— Start of Document passage —

Moz Q&A is closed.
After more than 13 years, and tens of thousands of questions, Moz Q&A closed on 12th December 2024. Whilst we’re not completely removing the content - many posts will still be possible to view - we have locked both new posts and new replies. More details here.
How to prevent duplicate content at a calendar page
-
Hi,
I've a calender page which changes every day.
The main url is
/calendarFor every day, there is another url:
/calendar/2012/09/12
/calendar/2012/09/13
/calendar/2012/09/14So, if the 13th september arrives, the content of the page
/calendar/2012/09/13
will be shown at
/calendarSo, it's duplicate content.
What to do in this situation?
a) Redirect from /calendar to /calendar/2012/09/13 with 301? (but the redirect changes the day after to /calendar/2012/09/14)
b) Redirect from /calendar to /calendar/2012/09/13 with 302 (but I will loose the link juice of /calendar?)
c) Add a canonical tag at /calendar (which leads to /calendar/2012/09/13) - but I will loose the power of /calendar (?) - and it will change every day...
Any ideas or other suggestions?
Best wishes,
Georg.
-
Ah... yeah, that's tricky. There's no magic solution, I'm afraid. You've really got three options:
(1) Leave it alone
(2) Re-organize your site architecture to push individual date pages down a level or two, so that they get less internal link-juice.
(3) Re-organize such that you focus search engines on chunks of time or maybe date/aspect combinations, but then de-index the individual date combos. This would take a much better understanding of your site structure than I currently have. The goal would be to focus your index on some smaller combination of pages that still covers 80% of your search traffic.
The big problem is just that this is a lot potential dilution, and I suspect that many of these pages look very similar to Google. I'm also certain that not all pages have the same value, either for SEO or users, so there's some hybrid approach where you could prune back but not lose everything. Long-term, I think that's worth the time and trouble to sort out, but it's not an emergency or something I'd rush into.
-
Hi Peter,
thanks for your answer!
Well, it's even more complicated!

— End of Document passage —

▶ _Short task_
Continue the forum thread about duplicate content on a calendar page from the point where it stops.

— Start of Data section —

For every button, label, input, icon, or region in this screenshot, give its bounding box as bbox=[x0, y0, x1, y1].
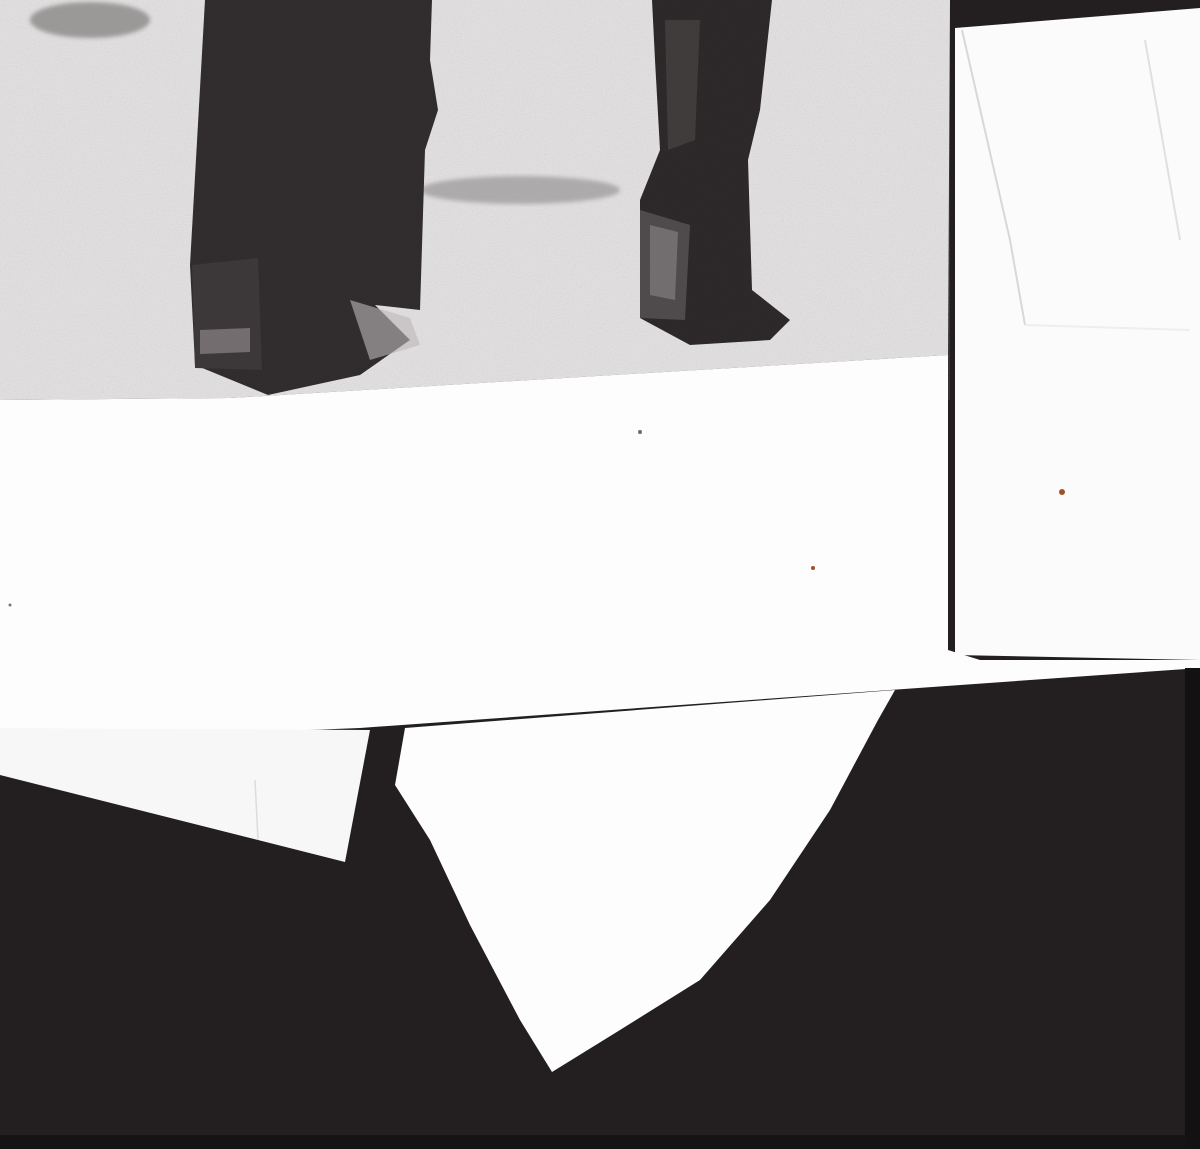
collage-image bbox=[0, 0, 1200, 1149]
rust-speck bbox=[1059, 489, 1065, 495]
photo-fragment bbox=[0, 0, 950, 400]
paper-strip-right bbox=[955, 8, 1200, 660]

— End of Data section —

▶ _Exercise response_
It's an astrology calendar with planet aspect data for each day starting from 1900-01-01 to 2099-12-31, so there are around 73,000 pages, it's a big database.
People are searching for a date and the planet aspects. So I need the "old pages" and the future pages in the index.
People are also searching their birthday and want to know their zodiac. My calendar is providing this info.
This is an example:
http://www.schicksal.com/horoskop/tageshoroskop/1951/09/10The best thing is to do nothing at the moment I think. The alternativ is to cut the content of the current day from the main page and let the user click a button which redirects to the current day page. But this is not user friendly and I will do nothing at them moment.
Any other idea would be great
Best wishes,
Georg.
-
Sadly, the short answer is that you can't have it all. Either you index the separate calendar pages, get more pages/content out there and risk some "thinning" of your index, or you focus on one page, maximize the SEO value, but then lose the individual pages.
I would not 301 or 302 to the individual calendar URLs - that kind of daily URL shifting is going to look suspicious, Google will not re-cache consistently, and you're going to end up with a long-term mess, I strongly suspect.
I actually tend to agree with Muhammed and Paragon that a viable option would be to let the individual days have their own content, but then canonical to the main calendar page to focus the search results. That way, users can still cycle through each individual day, but Google will focus on the core content. In a way, that's how a blog home-page works - the content changes daily, but you're still keeping the bots focused on one URL.
Think of it in terms of usability, too. How valuable is old/outdated content to search users? They might find something relevant on an old page, but they still probably want to see the main calendar and view recent content.
Where are the links to the individual days, if "/calendar" always has today's content? I'm wondering if there's a hybrid approach, like letting the most recent 30 days all have their own URLs, but then redirecting or using rel-canonical to point to the main page after 30 days.
-
What about adding to all of the other pages i.e not to /calendar/ the links will be followed but not indexed by Google.
-
Hi Georg,
Setting up a redirect or canonicalization for the the calendar page in the ways you describe might make it harder to build up any kind of authority for your calendar.
You could consider adding canonicalization for all the individual day pages that points to the main calendar page. ie. Each page /calendar/YYYY/MM/DD would have rel canonlical=/calendar/. Not sure this is the best idea though.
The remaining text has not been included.